__Written instruction__
Gather all lines in the data that hold the string "seen".

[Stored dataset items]
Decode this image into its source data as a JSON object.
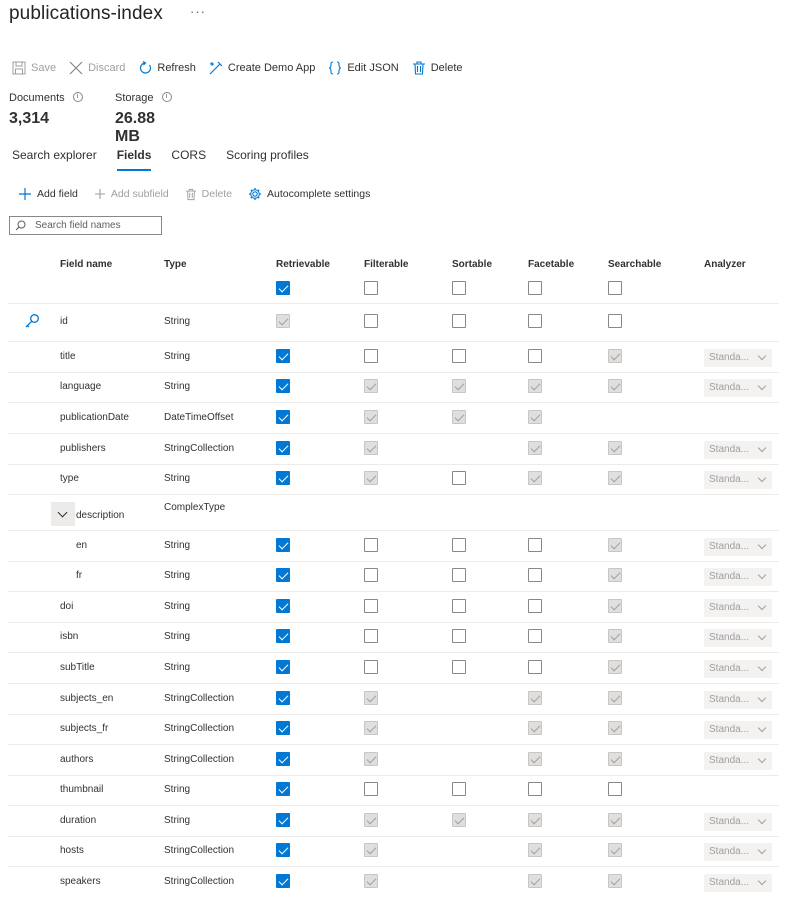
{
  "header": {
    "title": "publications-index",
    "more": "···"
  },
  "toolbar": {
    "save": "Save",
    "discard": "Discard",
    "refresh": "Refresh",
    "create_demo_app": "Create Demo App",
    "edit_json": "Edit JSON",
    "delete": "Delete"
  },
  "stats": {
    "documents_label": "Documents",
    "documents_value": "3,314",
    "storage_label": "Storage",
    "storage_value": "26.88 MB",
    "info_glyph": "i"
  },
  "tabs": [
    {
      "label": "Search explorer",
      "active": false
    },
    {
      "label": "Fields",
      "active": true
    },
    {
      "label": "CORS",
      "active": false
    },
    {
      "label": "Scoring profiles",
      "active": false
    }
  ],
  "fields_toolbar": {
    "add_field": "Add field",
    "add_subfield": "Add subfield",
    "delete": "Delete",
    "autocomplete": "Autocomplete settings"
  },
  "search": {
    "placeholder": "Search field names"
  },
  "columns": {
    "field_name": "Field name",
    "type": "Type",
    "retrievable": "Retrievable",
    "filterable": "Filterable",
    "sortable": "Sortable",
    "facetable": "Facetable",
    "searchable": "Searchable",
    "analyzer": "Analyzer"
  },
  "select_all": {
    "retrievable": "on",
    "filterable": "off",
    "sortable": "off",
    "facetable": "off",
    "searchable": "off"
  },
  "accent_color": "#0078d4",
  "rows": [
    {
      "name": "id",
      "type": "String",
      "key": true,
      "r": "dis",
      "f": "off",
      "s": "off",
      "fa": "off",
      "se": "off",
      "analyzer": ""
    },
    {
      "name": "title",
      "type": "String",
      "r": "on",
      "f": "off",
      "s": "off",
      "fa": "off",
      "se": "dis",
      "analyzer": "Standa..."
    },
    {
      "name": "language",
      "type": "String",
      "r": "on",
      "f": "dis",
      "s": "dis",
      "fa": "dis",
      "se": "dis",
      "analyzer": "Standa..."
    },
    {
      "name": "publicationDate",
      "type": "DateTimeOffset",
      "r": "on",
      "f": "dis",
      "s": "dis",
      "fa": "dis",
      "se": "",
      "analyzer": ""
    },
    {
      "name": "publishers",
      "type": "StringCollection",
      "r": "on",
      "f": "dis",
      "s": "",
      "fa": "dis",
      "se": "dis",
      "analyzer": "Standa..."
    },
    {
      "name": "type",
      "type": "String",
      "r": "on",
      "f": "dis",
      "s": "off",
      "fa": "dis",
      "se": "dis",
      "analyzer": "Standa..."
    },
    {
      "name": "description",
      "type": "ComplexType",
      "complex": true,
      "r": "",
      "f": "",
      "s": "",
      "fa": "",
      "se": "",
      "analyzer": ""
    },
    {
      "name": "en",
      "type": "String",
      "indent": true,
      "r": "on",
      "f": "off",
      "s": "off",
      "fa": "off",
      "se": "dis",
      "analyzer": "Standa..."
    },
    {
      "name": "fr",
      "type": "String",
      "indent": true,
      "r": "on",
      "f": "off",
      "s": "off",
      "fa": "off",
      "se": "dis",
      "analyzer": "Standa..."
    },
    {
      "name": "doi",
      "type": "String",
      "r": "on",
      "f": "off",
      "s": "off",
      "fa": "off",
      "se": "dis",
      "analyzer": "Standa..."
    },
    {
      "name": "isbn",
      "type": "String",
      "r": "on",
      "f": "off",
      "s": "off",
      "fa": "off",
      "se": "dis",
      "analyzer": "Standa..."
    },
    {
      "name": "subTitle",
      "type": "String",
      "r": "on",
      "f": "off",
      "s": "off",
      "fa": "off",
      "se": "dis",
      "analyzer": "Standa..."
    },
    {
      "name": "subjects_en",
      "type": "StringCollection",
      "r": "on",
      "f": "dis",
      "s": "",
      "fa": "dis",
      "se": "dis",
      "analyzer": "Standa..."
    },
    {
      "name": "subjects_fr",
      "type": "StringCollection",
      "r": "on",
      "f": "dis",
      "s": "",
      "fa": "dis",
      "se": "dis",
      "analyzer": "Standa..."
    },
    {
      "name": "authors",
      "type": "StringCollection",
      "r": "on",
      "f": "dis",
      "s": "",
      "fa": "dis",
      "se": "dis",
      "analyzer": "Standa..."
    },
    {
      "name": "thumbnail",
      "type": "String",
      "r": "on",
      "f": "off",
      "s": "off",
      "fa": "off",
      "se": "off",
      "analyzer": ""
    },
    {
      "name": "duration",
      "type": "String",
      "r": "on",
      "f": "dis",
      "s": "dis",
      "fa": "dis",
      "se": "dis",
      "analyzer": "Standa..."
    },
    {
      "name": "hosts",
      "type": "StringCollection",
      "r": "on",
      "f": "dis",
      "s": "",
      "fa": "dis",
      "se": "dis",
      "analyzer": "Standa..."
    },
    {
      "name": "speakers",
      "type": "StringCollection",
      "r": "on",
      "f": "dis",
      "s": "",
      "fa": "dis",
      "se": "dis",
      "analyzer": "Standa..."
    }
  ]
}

---

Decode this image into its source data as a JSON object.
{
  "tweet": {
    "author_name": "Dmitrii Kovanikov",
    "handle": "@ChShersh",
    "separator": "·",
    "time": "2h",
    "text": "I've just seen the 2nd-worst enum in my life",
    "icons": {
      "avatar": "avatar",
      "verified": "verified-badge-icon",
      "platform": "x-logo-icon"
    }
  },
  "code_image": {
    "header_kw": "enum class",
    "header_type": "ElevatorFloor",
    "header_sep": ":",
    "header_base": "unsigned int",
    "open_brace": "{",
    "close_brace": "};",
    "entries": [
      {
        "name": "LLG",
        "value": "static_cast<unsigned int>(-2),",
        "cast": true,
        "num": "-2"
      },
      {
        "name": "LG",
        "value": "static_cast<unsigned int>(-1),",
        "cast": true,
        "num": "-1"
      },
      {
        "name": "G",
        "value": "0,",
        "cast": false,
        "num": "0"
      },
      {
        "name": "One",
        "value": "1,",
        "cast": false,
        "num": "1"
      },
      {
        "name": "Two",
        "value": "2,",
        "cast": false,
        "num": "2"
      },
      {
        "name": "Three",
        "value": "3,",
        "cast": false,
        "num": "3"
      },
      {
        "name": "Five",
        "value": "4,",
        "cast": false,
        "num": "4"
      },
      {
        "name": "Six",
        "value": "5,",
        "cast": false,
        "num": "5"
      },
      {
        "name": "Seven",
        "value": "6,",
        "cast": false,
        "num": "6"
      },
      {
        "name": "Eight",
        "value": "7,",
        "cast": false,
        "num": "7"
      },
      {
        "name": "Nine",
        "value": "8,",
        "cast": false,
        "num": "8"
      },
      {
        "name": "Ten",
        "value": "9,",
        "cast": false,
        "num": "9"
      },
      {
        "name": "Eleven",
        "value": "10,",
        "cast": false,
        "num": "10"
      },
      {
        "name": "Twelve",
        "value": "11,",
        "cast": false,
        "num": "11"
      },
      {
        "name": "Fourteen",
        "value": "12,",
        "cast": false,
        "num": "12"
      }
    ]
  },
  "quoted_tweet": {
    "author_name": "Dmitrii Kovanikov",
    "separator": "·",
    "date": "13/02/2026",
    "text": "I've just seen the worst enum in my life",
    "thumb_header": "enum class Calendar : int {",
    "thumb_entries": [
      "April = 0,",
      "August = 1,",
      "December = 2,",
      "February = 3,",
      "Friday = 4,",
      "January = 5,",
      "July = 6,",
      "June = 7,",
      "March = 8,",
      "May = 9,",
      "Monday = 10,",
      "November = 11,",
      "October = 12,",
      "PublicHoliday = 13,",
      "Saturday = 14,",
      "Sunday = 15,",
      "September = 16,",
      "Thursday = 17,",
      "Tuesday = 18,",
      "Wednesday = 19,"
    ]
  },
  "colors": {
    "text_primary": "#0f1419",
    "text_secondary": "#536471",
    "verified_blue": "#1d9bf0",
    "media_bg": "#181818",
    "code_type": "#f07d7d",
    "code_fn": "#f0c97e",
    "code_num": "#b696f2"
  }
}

__Answer for this exercise__
    "text": "I've just seen the 2nd-worst enum in my life",
    "text": "I've just seen the worst enum in my life",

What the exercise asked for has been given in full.